TO BE DONE
Search the listing below for the word "true" and copy each line that holds it.

AVAILABLE DATA
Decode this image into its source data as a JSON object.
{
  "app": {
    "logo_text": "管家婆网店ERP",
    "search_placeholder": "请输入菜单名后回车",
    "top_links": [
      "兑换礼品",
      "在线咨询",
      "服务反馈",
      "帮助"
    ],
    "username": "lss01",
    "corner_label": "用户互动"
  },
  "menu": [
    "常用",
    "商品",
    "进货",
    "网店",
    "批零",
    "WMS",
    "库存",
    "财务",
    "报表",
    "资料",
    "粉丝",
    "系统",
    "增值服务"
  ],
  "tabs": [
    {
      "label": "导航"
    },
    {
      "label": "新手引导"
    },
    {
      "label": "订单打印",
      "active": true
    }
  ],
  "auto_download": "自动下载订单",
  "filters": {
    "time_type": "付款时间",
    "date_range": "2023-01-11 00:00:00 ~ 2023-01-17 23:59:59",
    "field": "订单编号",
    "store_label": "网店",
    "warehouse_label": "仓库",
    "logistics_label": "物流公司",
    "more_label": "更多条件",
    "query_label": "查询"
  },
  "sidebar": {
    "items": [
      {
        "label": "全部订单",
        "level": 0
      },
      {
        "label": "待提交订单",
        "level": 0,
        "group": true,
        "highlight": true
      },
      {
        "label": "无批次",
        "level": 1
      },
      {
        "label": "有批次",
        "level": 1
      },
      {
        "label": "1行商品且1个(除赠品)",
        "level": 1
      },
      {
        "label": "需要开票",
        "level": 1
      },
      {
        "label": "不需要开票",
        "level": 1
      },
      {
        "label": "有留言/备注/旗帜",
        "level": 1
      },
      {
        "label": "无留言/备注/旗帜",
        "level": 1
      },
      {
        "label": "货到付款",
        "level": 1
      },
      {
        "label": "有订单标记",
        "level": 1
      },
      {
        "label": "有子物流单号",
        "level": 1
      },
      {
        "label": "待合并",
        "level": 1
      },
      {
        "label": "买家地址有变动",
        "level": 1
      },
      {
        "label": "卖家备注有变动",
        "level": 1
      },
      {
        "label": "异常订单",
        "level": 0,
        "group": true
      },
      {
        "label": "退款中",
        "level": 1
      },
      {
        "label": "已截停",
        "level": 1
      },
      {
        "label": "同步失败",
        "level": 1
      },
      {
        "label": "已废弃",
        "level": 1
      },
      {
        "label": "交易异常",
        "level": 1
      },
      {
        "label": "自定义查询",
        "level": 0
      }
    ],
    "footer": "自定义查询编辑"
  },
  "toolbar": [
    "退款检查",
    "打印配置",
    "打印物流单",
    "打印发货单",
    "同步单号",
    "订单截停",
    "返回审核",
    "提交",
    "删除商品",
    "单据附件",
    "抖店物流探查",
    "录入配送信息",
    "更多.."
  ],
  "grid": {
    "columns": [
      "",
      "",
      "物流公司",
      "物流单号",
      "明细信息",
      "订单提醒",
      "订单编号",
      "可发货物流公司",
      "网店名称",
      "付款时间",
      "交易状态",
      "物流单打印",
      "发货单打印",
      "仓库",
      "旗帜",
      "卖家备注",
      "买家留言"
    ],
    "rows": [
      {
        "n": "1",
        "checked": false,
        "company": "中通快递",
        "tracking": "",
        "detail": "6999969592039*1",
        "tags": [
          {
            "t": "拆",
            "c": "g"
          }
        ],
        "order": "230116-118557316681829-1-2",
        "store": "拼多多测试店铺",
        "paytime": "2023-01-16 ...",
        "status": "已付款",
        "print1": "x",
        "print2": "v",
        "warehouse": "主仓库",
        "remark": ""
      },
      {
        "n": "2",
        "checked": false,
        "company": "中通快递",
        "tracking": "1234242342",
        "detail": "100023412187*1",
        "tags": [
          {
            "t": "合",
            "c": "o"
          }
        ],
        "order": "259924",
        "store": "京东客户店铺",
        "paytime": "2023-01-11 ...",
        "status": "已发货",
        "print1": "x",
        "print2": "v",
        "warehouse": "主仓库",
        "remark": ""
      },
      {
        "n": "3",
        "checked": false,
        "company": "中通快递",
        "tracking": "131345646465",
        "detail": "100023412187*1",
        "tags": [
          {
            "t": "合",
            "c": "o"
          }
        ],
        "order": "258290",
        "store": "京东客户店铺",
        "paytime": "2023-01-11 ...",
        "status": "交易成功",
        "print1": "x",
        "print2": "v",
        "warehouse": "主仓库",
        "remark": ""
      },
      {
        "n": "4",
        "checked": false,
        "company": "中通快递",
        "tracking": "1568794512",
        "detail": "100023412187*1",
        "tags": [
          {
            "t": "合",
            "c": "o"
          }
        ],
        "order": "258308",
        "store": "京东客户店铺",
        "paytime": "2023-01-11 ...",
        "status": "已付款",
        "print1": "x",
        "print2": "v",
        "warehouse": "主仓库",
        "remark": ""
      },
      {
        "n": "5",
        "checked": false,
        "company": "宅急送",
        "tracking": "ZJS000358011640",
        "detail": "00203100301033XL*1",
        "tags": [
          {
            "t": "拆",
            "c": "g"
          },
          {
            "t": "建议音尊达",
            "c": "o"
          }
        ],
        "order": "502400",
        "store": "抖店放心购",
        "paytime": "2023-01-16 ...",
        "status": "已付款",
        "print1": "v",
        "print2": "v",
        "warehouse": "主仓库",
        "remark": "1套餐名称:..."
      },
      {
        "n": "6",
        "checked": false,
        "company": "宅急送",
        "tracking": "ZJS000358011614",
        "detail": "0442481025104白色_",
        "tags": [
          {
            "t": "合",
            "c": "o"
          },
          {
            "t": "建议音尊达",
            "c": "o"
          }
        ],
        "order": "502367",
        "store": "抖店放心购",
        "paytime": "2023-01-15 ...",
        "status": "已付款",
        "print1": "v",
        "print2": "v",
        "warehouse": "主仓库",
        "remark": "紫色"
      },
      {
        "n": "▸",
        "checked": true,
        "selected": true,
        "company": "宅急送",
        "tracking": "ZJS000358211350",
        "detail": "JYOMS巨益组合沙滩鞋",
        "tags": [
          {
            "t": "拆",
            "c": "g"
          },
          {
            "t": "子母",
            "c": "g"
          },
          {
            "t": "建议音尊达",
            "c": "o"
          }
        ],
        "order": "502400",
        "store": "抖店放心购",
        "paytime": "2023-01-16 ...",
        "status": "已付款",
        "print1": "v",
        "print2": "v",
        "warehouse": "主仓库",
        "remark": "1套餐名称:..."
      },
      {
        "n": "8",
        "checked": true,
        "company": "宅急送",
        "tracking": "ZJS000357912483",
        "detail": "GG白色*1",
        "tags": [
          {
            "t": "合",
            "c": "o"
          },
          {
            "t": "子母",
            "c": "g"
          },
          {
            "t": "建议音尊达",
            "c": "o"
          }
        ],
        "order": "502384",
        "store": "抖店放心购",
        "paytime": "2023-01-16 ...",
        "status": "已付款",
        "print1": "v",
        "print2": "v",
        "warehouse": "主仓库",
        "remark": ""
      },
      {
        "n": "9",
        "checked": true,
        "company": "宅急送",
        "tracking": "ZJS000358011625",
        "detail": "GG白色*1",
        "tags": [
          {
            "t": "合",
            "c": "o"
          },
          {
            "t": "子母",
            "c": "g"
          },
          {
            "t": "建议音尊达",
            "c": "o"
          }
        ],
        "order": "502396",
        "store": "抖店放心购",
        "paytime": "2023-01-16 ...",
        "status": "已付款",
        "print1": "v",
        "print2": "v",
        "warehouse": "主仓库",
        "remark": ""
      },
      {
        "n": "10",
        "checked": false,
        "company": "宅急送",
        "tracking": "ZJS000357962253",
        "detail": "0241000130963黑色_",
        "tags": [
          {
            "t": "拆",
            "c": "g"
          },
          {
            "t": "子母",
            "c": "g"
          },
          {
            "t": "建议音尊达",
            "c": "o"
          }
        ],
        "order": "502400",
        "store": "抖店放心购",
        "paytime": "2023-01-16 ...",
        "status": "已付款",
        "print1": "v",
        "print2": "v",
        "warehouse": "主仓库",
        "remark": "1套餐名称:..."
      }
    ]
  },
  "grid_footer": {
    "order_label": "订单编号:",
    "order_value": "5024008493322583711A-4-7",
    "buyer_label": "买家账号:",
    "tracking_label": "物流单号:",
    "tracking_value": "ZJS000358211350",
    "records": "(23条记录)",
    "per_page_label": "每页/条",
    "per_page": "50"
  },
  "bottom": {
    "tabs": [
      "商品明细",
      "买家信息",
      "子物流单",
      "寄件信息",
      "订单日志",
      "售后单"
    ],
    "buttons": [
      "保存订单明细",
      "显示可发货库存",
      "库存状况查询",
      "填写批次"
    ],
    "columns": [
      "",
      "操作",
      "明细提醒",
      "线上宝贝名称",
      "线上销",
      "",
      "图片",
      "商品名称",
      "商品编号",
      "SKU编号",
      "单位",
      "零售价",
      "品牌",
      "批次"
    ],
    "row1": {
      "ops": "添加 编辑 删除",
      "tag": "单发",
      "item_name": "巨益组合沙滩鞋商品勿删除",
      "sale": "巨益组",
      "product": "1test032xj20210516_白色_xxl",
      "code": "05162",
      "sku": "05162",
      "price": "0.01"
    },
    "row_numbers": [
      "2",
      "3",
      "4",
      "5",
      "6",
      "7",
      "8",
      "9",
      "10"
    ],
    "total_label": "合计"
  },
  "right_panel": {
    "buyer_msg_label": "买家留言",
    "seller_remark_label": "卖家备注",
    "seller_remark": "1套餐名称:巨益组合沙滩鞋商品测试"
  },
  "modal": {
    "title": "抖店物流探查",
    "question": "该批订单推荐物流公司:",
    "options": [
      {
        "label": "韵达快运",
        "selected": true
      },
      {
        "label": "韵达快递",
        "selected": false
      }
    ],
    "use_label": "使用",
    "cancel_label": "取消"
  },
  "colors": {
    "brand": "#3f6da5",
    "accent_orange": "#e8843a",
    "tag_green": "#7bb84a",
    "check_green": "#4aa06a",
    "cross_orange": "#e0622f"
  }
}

CORRECT RESULT
      "active": true
        "group": true,
        "highlight": true
        "group": true
        "checked": true,
        "selected": true,
        "checked": true,
        "checked": true,
        "selected": true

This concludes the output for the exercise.